[BEGIN DATASET EXCERPTS]
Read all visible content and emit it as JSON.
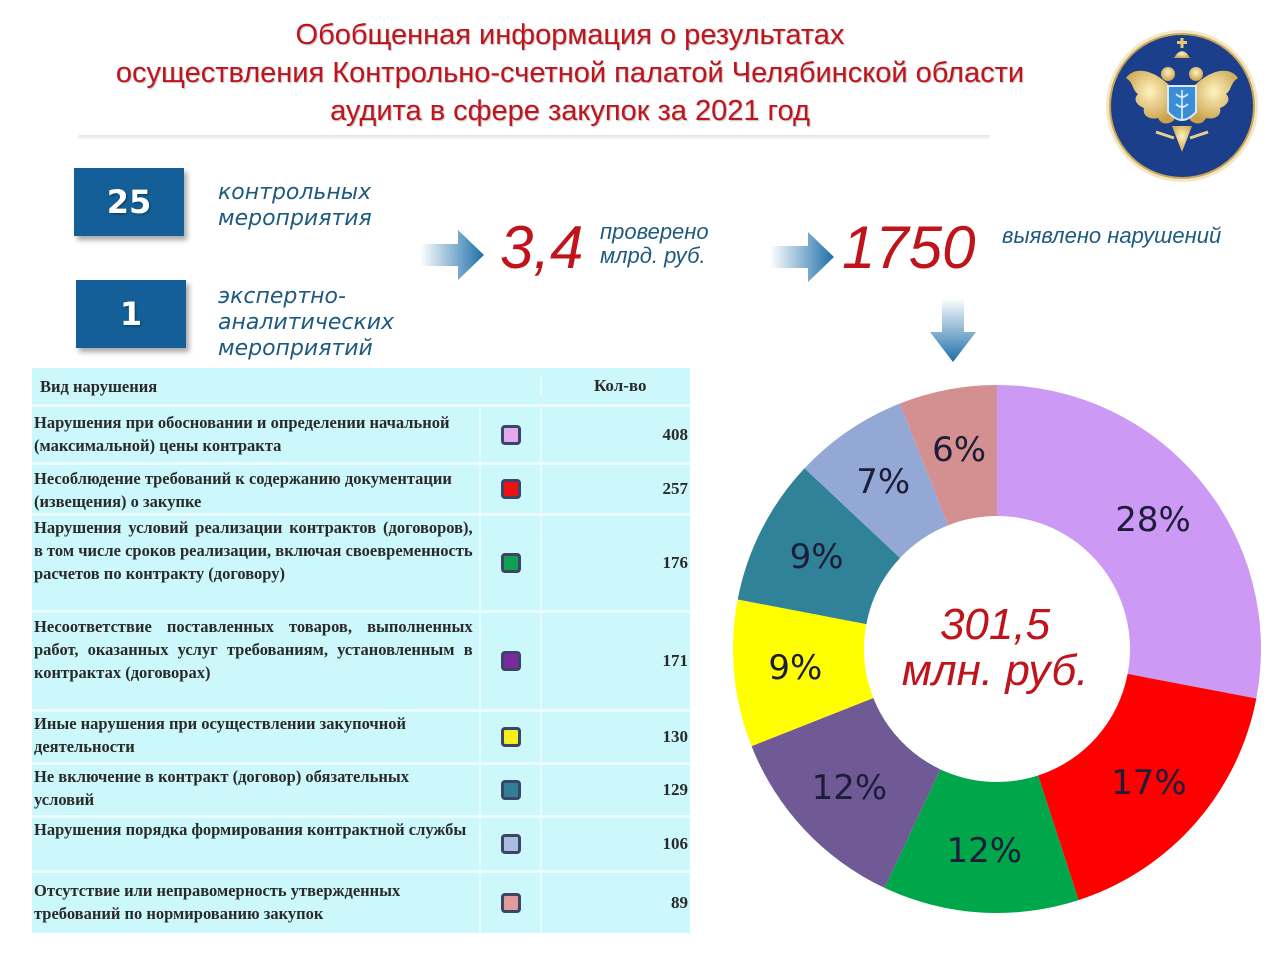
{
  "header": {
    "title_lines": [
      "Обобщенная информация о результатах",
      "осуществления Контрольно-счетной палатой Челябинской области",
      "аудита в сфере закупок за 2021 год"
    ],
    "emblem_icon": "double-headed-eagle-emblem-icon"
  },
  "stats": {
    "control": {
      "value": "25",
      "label_lines": [
        "контрольных",
        "мероприятия"
      ]
    },
    "expert": {
      "value": "1",
      "label_lines": [
        "экспертно-",
        "аналитических",
        "мероприятий"
      ]
    },
    "checked": {
      "value": "3,4",
      "label_lines": [
        "проверено",
        "млрд. руб."
      ]
    },
    "violations": {
      "value": "1750",
      "label": "выявлено нарушений"
    },
    "arrow_icon": "arrow-right-icon",
    "down_arrow_icon": "arrow-down-icon"
  },
  "table": {
    "headers": {
      "type": "Вид нарушения",
      "count": "Кол-во"
    },
    "rows": [
      {
        "text": "Нарушения при обосновании и определении начальной (максимальной) цены контракта",
        "color": "#e4a8f0",
        "count": "408"
      },
      {
        "text": "Несоблюдение требований к содержанию документации (извещения) о закупке",
        "color": "#ee1111",
        "count": "257"
      },
      {
        "text": "Нарушения условий реализации контрактов (договоров), в том числе сроков реализации, включая своевременность расчетов по контракту (договору)",
        "color": "#10a050",
        "count": "176"
      },
      {
        "text": "Несоответствие поставленных товаров, выполненных работ, оказанных услуг требованиям, установленным в контрактах (договорах)",
        "color": "#7a2aa0",
        "count": "171"
      },
      {
        "text": "Иные нарушения при осуществлении закупочной деятельности",
        "color": "#f4f020",
        "count": "130"
      },
      {
        "text": "Не включение в контракт (договор) обязательных условий",
        "color": "#2f7f9a",
        "count": "129"
      },
      {
        "text": "Нарушения порядка формирования контрактной службы",
        "color": "#a9bde0",
        "count": "106"
      },
      {
        "text": "Отсутствие или неправомерность утвержденных требований по нормированию закупок",
        "color": "#e39a9a",
        "count": "89"
      }
    ]
  },
  "chart_data": {
    "type": "pie",
    "subtype": "donut",
    "title": "",
    "center_label_lines": [
      "301,5",
      "млн. руб."
    ],
    "categories": [
      "Нарушения при обосновании и определении начальной (максимальной) цены контракта",
      "Несоблюдение требований к содержанию документации (извещения) о закупке",
      "Нарушения условий реализации контрактов (договоров)",
      "Несоответствие поставленных товаров, выполненных работ, оказанных услуг",
      "Иные нарушения при осуществлении закупочной деятельности",
      "Не включение в контракт (договор) обязательных условий",
      "Нарушения порядка формирования контрактной службы",
      "Отсутствие или неправомерность утвержденных требований по нормированию закупок"
    ],
    "values": [
      28,
      17,
      12,
      12,
      9,
      9,
      7,
      6
    ],
    "labels": [
      "28%",
      "17%",
      "12%",
      "12%",
      "9%",
      "9%",
      "7%",
      "6%"
    ],
    "colors": [
      "#cc99f5",
      "#ff0000",
      "#00a74a",
      "#6f5a96",
      "#ffff00",
      "#2f8298",
      "#93a8d4",
      "#d49090"
    ],
    "start_angle": "12 o'clock",
    "direction": "clockwise",
    "legend_position": "table on left"
  }
}
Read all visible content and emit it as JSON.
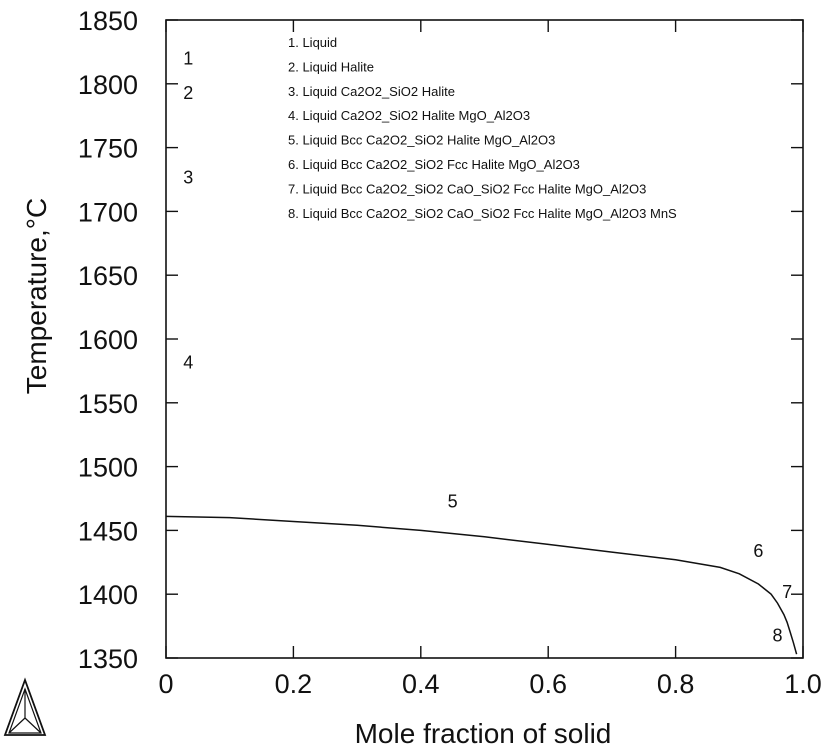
{
  "chart_data": {
    "type": "line",
    "title": "",
    "xlabel": "Mole fraction of solid",
    "ylabel": "Temperature,",
    "ylabel_unit": "°C",
    "xlim": [
      0,
      1.0
    ],
    "ylim": [
      1350,
      1850
    ],
    "x_ticks": [
      0,
      0.2,
      0.4,
      0.6,
      0.8,
      1.0
    ],
    "x_tick_labels": [
      "0",
      "0.2",
      "0.4",
      "0.6",
      "0.8",
      "1.0"
    ],
    "y_ticks": [
      1350,
      1400,
      1450,
      1500,
      1550,
      1600,
      1650,
      1700,
      1750,
      1800,
      1850
    ],
    "y_tick_labels": [
      "1350",
      "1400",
      "1450",
      "1500",
      "1550",
      "1600",
      "1650",
      "1700",
      "1750",
      "1800",
      "1850"
    ],
    "grid": false,
    "series": [
      {
        "x": [
          0.0,
          0.1,
          0.2,
          0.3,
          0.4,
          0.5,
          0.6,
          0.7,
          0.8,
          0.87,
          0.9,
          0.93,
          0.95,
          0.96,
          0.97,
          0.975,
          0.98,
          0.985,
          0.99
        ],
        "y": [
          1461,
          1460,
          1457,
          1454,
          1450,
          1445,
          1439,
          1433,
          1427,
          1421,
          1416,
          1408,
          1400,
          1393,
          1384,
          1378,
          1370,
          1362,
          1353
        ]
      }
    ],
    "legend": {
      "placement": "top-center",
      "entries": [
        "1. Liquid",
        "2. Liquid Halite",
        "3. Liquid Ca2O2_SiO2 Halite",
        "4. Liquid Ca2O2_SiO2 Halite MgO_Al2O3",
        "5. Liquid Bcc Ca2O2_SiO2 Halite MgO_Al2O3",
        "6. Liquid Bcc Ca2O2_SiO2 Fcc Halite MgO_Al2O3",
        "7. Liquid Bcc Ca2O2_SiO2 CaO_SiO2 Fcc Halite MgO_Al2O3",
        "8. Liquid Bcc Ca2O2_SiO2 CaO_SiO2 Fcc Halite MgO_Al2O3 MnS"
      ]
    },
    "annotations": [
      {
        "text": "1",
        "x": 0.035,
        "y": 1815
      },
      {
        "text": "2",
        "x": 0.035,
        "y": 1788
      },
      {
        "text": "3",
        "x": 0.035,
        "y": 1722
      },
      {
        "text": "4",
        "x": 0.035,
        "y": 1577
      },
      {
        "text": "5",
        "x": 0.45,
        "y": 1468
      },
      {
        "text": "6",
        "x": 0.93,
        "y": 1429
      },
      {
        "text": "7",
        "x": 0.975,
        "y": 1397
      },
      {
        "text": "8",
        "x": 0.96,
        "y": 1363
      }
    ]
  }
}
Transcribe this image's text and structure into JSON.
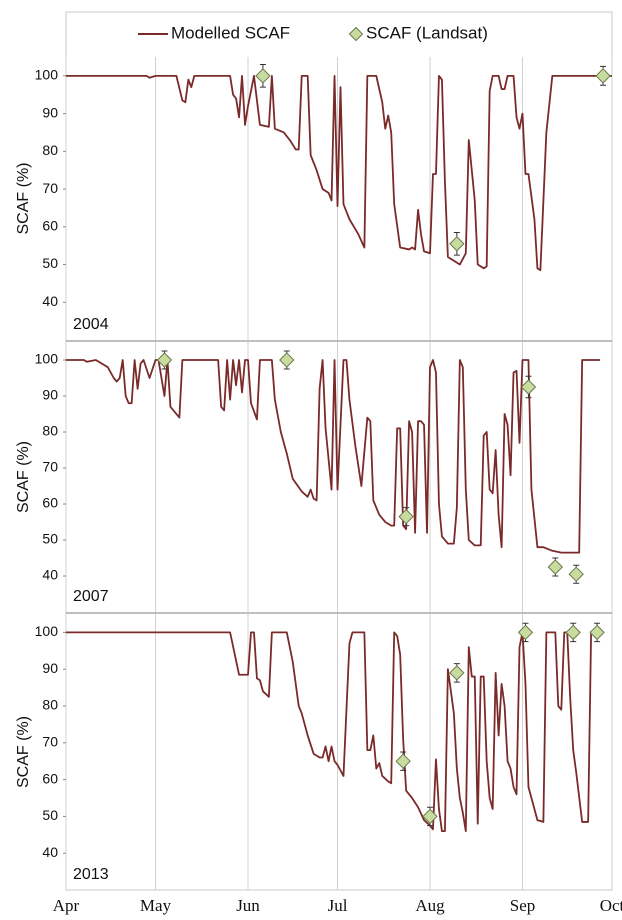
{
  "chart_data": [
    {
      "type": "line",
      "label": "2004",
      "y_label": "SCAF (%)",
      "xlim": [
        0,
        183
      ],
      "xticks": [
        0,
        30,
        61,
        91,
        122,
        153,
        183
      ],
      "ylim": [
        30,
        105
      ],
      "yticks": [
        40,
        50,
        60,
        70,
        80,
        90,
        100
      ],
      "grid": true,
      "series": [
        {
          "name": "Modelled SCAF",
          "color": "#7b2a2a",
          "x": [
            0,
            27,
            28,
            30,
            37,
            39,
            40,
            41,
            42,
            43,
            55,
            56,
            57,
            58,
            59,
            60,
            61,
            63,
            65,
            68,
            69,
            70,
            73,
            75,
            77,
            78,
            79,
            81,
            82,
            84,
            86,
            88,
            89,
            90,
            91,
            92,
            93,
            95,
            98,
            100,
            101,
            104,
            106,
            107,
            108,
            109,
            110,
            112,
            115,
            116,
            117,
            118,
            119,
            120,
            122,
            123,
            124,
            125,
            126,
            127,
            128,
            130,
            132,
            134,
            135,
            137,
            138,
            140,
            141,
            142,
            143,
            145,
            146,
            147,
            148,
            150,
            151,
            152,
            153,
            154,
            155,
            157,
            158,
            159,
            161,
            163,
            183
          ],
          "values": [
            100,
            100,
            99.5,
            100,
            100,
            93.5,
            93,
            99,
            97,
            100,
            100,
            95,
            94,
            89,
            100,
            87,
            92,
            100,
            87,
            86.5,
            100,
            86,
            85,
            83,
            80.5,
            80.5,
            100,
            100,
            79,
            75,
            70,
            69,
            67,
            100,
            65.5,
            97,
            66,
            62,
            58,
            54.5,
            100,
            100,
            93,
            86,
            89.5,
            85,
            66,
            54.5,
            54,
            54.5,
            54,
            64.5,
            58,
            53.5,
            53,
            74,
            74,
            100,
            99,
            72,
            52,
            51,
            50,
            53,
            83,
            67,
            50,
            49,
            49.5,
            96,
            100,
            100,
            96.5,
            96.5,
            100,
            100,
            89,
            86,
            90,
            74,
            74,
            62,
            49,
            48.5,
            85,
            100,
            100
          ]
        },
        {
          "name": "SCAF (Landsat)",
          "color": "#c9dca0",
          "x": [
            66,
            131,
            180
          ],
          "values": [
            100,
            55.5,
            100
          ],
          "errors": [
            3,
            3,
            2.5
          ]
        }
      ]
    },
    {
      "type": "line",
      "label": "2007",
      "y_label": "SCAF (%)",
      "xlim": [
        0,
        183
      ],
      "xticks": [
        0,
        30,
        61,
        91,
        122,
        153,
        183
      ],
      "ylim": [
        30,
        105
      ],
      "yticks": [
        40,
        50,
        60,
        70,
        80,
        90,
        100
      ],
      "grid": true,
      "series": [
        {
          "color": "#7b2a2a",
          "x": [
            0,
            6,
            7,
            10,
            14,
            16,
            17,
            18,
            19,
            20,
            21,
            22,
            23,
            24,
            25,
            26,
            28,
            30,
            31,
            33,
            34,
            35,
            38,
            39,
            51,
            52,
            53,
            54,
            55,
            56,
            57,
            58,
            59,
            60,
            61,
            62,
            64,
            65,
            69,
            70,
            72,
            74,
            76,
            79,
            81,
            82,
            83,
            84,
            85,
            86,
            87,
            89,
            90,
            91,
            93,
            94,
            95,
            97,
            99,
            101,
            102,
            103,
            105,
            107,
            109,
            110,
            111,
            112,
            113,
            114,
            115,
            116,
            117,
            118,
            119,
            120,
            121,
            122,
            123,
            124,
            125,
            126,
            128,
            130,
            131,
            132,
            133,
            134,
            135,
            137,
            139,
            140,
            141,
            142,
            143,
            144,
            145,
            146,
            147,
            148,
            149,
            150,
            151,
            152,
            153,
            155,
            156,
            157,
            158,
            160,
            163,
            166,
            172,
            173,
            179
          ],
          "values": [
            100,
            100,
            99.5,
            100,
            98,
            95,
            94,
            95,
            100,
            90,
            88,
            88,
            100,
            92,
            99,
            100,
            95,
            100,
            100,
            90,
            100,
            87,
            84,
            100,
            100,
            87,
            86,
            100,
            89,
            100,
            93,
            100,
            91,
            100,
            100,
            88,
            83.5,
            100,
            100,
            89,
            80,
            74,
            67,
            63.5,
            62,
            64,
            61.5,
            61,
            92,
            100,
            81,
            64,
            100,
            64,
            100,
            100,
            89,
            76,
            65,
            84,
            83,
            61,
            57,
            55,
            54,
            54,
            81,
            81,
            54,
            53,
            83,
            80,
            52,
            83,
            83,
            82,
            52,
            98,
            100,
            96.5,
            60,
            51,
            49,
            49,
            59,
            100,
            98,
            64,
            50,
            48.5,
            48.5,
            79,
            80,
            64,
            63,
            75,
            57,
            48,
            85,
            82,
            68,
            96.5,
            97,
            77,
            100,
            100,
            64,
            56,
            48,
            48,
            47,
            46.5,
            46.5,
            100,
            100
          ]
        },
        {
          "color": "#c9dca0",
          "x": [
            33,
            74,
            114,
            155,
            164,
            171
          ],
          "values": [
            100,
            100,
            56.5,
            92.5,
            42.5,
            40.5
          ],
          "errors": [
            2.5,
            2.5,
            2.5,
            3,
            2.5,
            2.5
          ]
        }
      ]
    },
    {
      "type": "line",
      "label": "2013",
      "y_label": "SCAF (%)",
      "xlim": [
        0,
        183
      ],
      "xticks": [
        {
          "value": 0,
          "label": "Apr"
        },
        {
          "value": 30,
          "label": "May"
        },
        {
          "value": 61,
          "label": "Jun"
        },
        {
          "value": 91,
          "label": "Jul"
        },
        {
          "value": 122,
          "label": "Aug"
        },
        {
          "value": 153,
          "label": "Sep"
        },
        {
          "value": 183,
          "label": "Oct"
        }
      ],
      "ylim": [
        30,
        105
      ],
      "yticks": [
        40,
        50,
        60,
        70,
        80,
        90,
        100
      ],
      "grid": true,
      "series": [
        {
          "color": "#7b2a2a",
          "x": [
            0,
            55,
            58,
            61,
            62,
            63,
            64,
            65,
            66,
            68,
            69,
            74,
            76,
            78,
            79,
            81,
            83,
            85,
            86,
            87,
            88,
            89,
            90,
            91,
            93,
            95,
            96,
            100,
            101,
            102,
            103,
            104,
            105,
            106,
            108,
            109,
            110,
            111,
            112,
            113,
            114,
            116,
            118,
            120,
            122,
            123,
            124,
            125,
            126,
            127,
            128,
            129,
            130,
            131,
            132,
            133,
            134,
            135,
            136,
            137,
            138,
            139,
            140,
            141,
            142,
            143,
            144,
            145,
            146,
            147,
            148,
            149,
            150,
            151,
            152,
            153,
            154,
            155,
            157,
            158,
            160,
            161,
            164,
            165,
            166,
            167,
            168,
            169,
            170,
            171,
            173,
            175,
            176,
            179
          ],
          "values": [
            100,
            100,
            88.5,
            88.5,
            100,
            100,
            87.5,
            87,
            84,
            82.5,
            100,
            100,
            92,
            80,
            78,
            72,
            67,
            66,
            66,
            69,
            65,
            69,
            65,
            64,
            61,
            97,
            100,
            100,
            68,
            68,
            72,
            63,
            64.5,
            61,
            59.5,
            59,
            100,
            99,
            94,
            71,
            57,
            55,
            52.5,
            49,
            47.5,
            46.5,
            65.5,
            52,
            46,
            46,
            90,
            84,
            78,
            63,
            55,
            51,
            46,
            96,
            88,
            88,
            48,
            88,
            88,
            65,
            55,
            52,
            89,
            72,
            86,
            80,
            65,
            63,
            58,
            56,
            96,
            100,
            86,
            58,
            52,
            49,
            48.5,
            100,
            100,
            80,
            79,
            100,
            100,
            82,
            68,
            62,
            48.5,
            48.5,
            100,
            100
          ]
        },
        {
          "color": "#c9dca0",
          "x": [
            113,
            122,
            131,
            154,
            170,
            178
          ],
          "values": [
            65,
            50,
            89,
            100,
            100,
            100
          ],
          "errors": [
            2.5,
            2.5,
            2.5,
            2.5,
            2.5,
            2.5
          ]
        }
      ]
    }
  ]
}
[END DATASET EXCERPTS]
§ REQUIREMENTS
Determine how many lines in the records contain "извещения", and reply with the number only.

§ EXERCISE OUTPUT
2